• **EXERCISE DESCRIPTION**: Set down all of the entries word for word, omitting the images they contain.

(Saved data entries)
•••

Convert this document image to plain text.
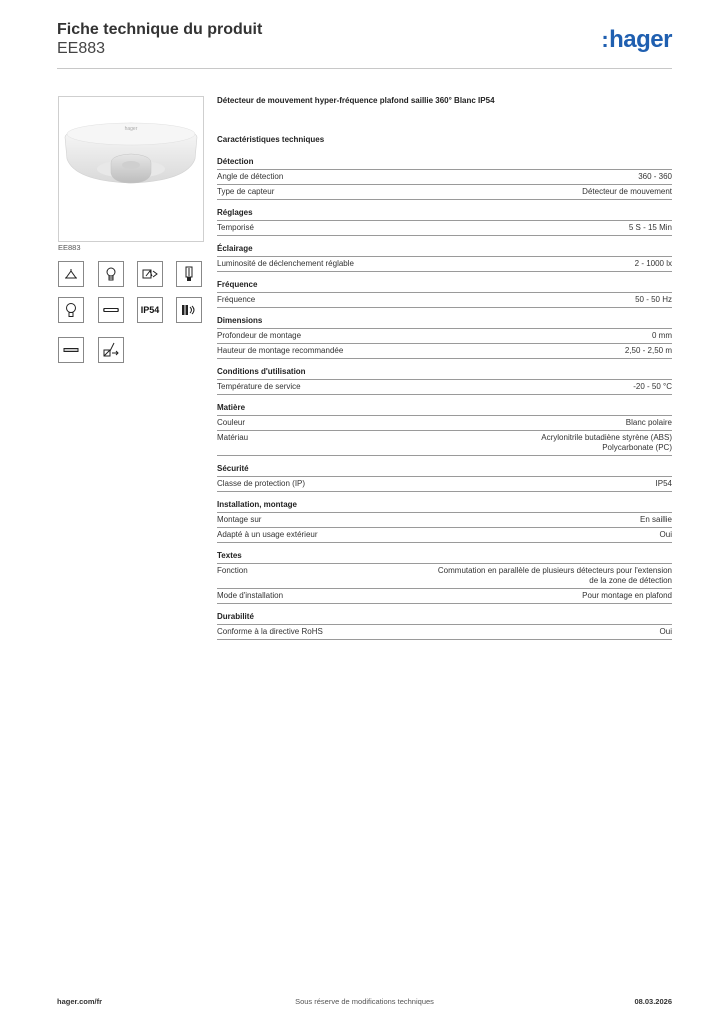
Fiche technique du produit
EE883	:hager
hager
EE883
IP54
Détecteur de mouvement hyper-fréquence plafond saillie 360° Blanc IP54
Caractéristiques techniques
Détection
Angle de détection	360 - 360
Type de capteur	Détecteur de mouvement
Réglages
Temporisé	5 S - 15 Min
Éclairage
Luminosité de déclenchement réglable	2 - 1000 lx
Fréquence
Fréquence	50 - 50 Hz
Dimensions
Profondeur de montage	0 mm
Hauteur de montage recommandée	2,50 - 2,50 m
Conditions d'utilisation
Température de service	-20 - 50 °C
Matière
Couleur	Blanc polaire
Matériau	Acrylonitrile butadiène styrène (ABS)
Polycarbonate (PC)
Sécurité
Classe de protection (IP)	IP54
Installation, montage
Montage sur	En saillie
Adapté à un usage extérieur	Oui
Textes
Fonction	Commutation en parallèle de plusieurs détecteurs pour l'extension
de la zone de détection
Mode d'installation	Pour montage en plafond
Durabilité
Conforme à la directive RoHS	Oui
hager.com/fr	Sous réserve de modifications techniques	08.03.2026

•••

• **COMPLETED EXERCISE**:
Convert this document image to plain text.
Fiche technique du produit
EE883	:hager
hager
EE883
IP54
Détecteur de mouvement hyper-fréquence plafond saillie 360° Blanc IP54
Caractéristiques techniques
Détection
Angle de détection	360 - 360
Type de capteur	Détecteur de mouvement
Réglages
Temporisé	5 S - 15 Min
Éclairage
Luminosité de déclenchement réglable	2 - 1000 lx
Fréquence
Fréquence	50 - 50 Hz
Dimensions
Profondeur de montage	0 mm
Hauteur de montage recommandée	2,50 - 2,50 m
Conditions d'utilisation
Température de service	-20 - 50 °C
Matière
Couleur	Blanc polaire
Matériau	Acrylonitrile butadiène styrène (ABS)
Polycarbonate (PC)
Sécurité
Classe de protection (IP)	IP54
Installation, montage
Montage sur	En saillie
Adapté à un usage extérieur	Oui
Textes
Fonction	Commutation en parallèle de plusieurs détecteurs pour l'extension
de la zone de détection
Mode d'installation	Pour montage en plafond
Durabilité
Conforme à la directive RoHS	Oui
hager.com/fr	Sous réserve de modifications techniques	08.03.2026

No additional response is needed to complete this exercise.